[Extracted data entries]
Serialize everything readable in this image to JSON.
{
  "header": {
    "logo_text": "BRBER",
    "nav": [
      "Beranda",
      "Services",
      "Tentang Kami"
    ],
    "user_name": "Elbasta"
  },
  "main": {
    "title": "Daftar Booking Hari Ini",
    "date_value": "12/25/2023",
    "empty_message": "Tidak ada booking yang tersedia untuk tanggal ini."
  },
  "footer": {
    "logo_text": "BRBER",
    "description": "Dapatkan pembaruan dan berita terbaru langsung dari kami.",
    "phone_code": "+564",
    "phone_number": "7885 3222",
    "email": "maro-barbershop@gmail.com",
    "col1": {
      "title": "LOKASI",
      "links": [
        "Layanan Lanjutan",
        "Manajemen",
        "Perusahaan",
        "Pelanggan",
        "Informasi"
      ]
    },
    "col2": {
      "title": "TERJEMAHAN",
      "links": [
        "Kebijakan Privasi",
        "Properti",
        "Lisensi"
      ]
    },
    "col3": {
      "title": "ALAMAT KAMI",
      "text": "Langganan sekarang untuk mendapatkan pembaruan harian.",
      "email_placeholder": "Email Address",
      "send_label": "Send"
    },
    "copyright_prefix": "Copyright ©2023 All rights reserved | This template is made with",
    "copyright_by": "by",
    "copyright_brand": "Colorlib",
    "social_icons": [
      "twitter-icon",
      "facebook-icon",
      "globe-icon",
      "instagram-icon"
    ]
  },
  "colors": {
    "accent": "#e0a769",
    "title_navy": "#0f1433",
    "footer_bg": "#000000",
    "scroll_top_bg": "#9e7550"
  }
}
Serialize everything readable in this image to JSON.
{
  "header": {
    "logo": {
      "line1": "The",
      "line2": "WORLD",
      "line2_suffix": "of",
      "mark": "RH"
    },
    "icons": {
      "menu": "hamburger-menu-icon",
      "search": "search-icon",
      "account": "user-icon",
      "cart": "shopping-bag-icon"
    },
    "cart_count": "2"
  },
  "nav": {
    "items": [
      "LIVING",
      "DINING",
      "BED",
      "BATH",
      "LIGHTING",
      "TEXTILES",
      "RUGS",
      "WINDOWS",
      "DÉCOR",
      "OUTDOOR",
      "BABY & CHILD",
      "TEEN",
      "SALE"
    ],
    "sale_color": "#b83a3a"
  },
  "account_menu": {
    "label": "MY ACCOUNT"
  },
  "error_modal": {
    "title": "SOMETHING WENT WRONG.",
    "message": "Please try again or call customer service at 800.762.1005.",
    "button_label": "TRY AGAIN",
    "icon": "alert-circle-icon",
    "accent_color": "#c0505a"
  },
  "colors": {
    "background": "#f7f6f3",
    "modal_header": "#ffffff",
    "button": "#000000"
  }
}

▶ _Written exercise_
Copy each line of the data above without altering a single character.

▶ _Output below_
Serialize everything readable in this image to JSON.
{
  "header": {
    "logo_text": "BRBER",
    "nav": [
      "Beranda",
      "Services",
      "Tentang Kami"
    ],
    "user_name": "Elbasta"
  },
  "main": {
    "title": "Daftar Booking Hari Ini",
    "date_value": "12/25/2023",
    "empty_message": "Tidak ada booking yang tersedia untuk tanggal ini."
  },
  "footer": {
    "logo_text": "BRBER",
    "description": "Dapatkan pembaruan dan berita terbaru langsung dari kami.",
    "phone_code": "+564",
    "phone_number": "7885 3222",
    "email": "maro-barbershop@gmail.com",
    "col1": {
      "title": "LOKASI",
      "links": [
        "Layanan Lanjutan",
        "Manajemen",
        "Perusahaan",
        "Pelanggan",
        "Informasi"
      ]
    },
    "col2": {
      "title": "TERJEMAHAN",
      "links": [
        "Kebijakan Privasi",
        "Properti",
        "Lisensi"
      ]
    },
    "col3": {
      "title": "ALAMAT KAMI",
      "text": "Langganan sekarang untuk mendapatkan pembaruan harian.",
      "email_placeholder": "Email Address",
      "send_label": "Send"
    },
    "copyright_prefix": "Copyright ©2023 All rights reserved | This template is made with",
    "copyright_by": "by",
    "copyright_brand": "Colorlib",
    "social_icons": [
      "twitter-icon",
      "facebook-icon",
      "globe-icon",
      "instagram-icon"
    ]
  },
  "colors": {
    "accent": "#e0a769",
    "title_navy": "#0f1433",
    "footer_bg": "#000000",
    "scroll_top_bg": "#9e7550"
  }
}
Serialize everything readable in this image to JSON.
{
  "header": {
    "logo": {
      "line1": "The",
      "line2": "WORLD",
      "line2_suffix": "of",
      "mark": "RH"
    },
    "icons": {
      "menu": "hamburger-menu-icon",
      "search": "search-icon",
      "account": "user-icon",
      "cart": "shopping-bag-icon"
    },
    "cart_count": "2"
  },
  "nav": {
    "items": [
      "LIVING",
      "DINING",
      "BED",
      "BATH",
      "LIGHTING",
      "TEXTILES",
      "RUGS",
      "WINDOWS",
      "DÉCOR",
      "OUTDOOR",
      "BABY & CHILD",
      "TEEN",
      "SALE"
    ],
    "sale_color": "#b83a3a"
  },
  "account_menu": {
    "label": "MY ACCOUNT"
  },
  "error_modal": {
    "title": "SOMETHING WENT WRONG.",
    "message": "Please try again or call customer service at 800.762.1005.",
    "button_label": "TRY AGAIN",
    "icon": "alert-circle-icon",
    "accent_color": "#c0505a"
  },
  "colors": {
    "background": "#f7f6f3",
    "modal_header": "#ffffff",
    "button": "#000000"
  }
}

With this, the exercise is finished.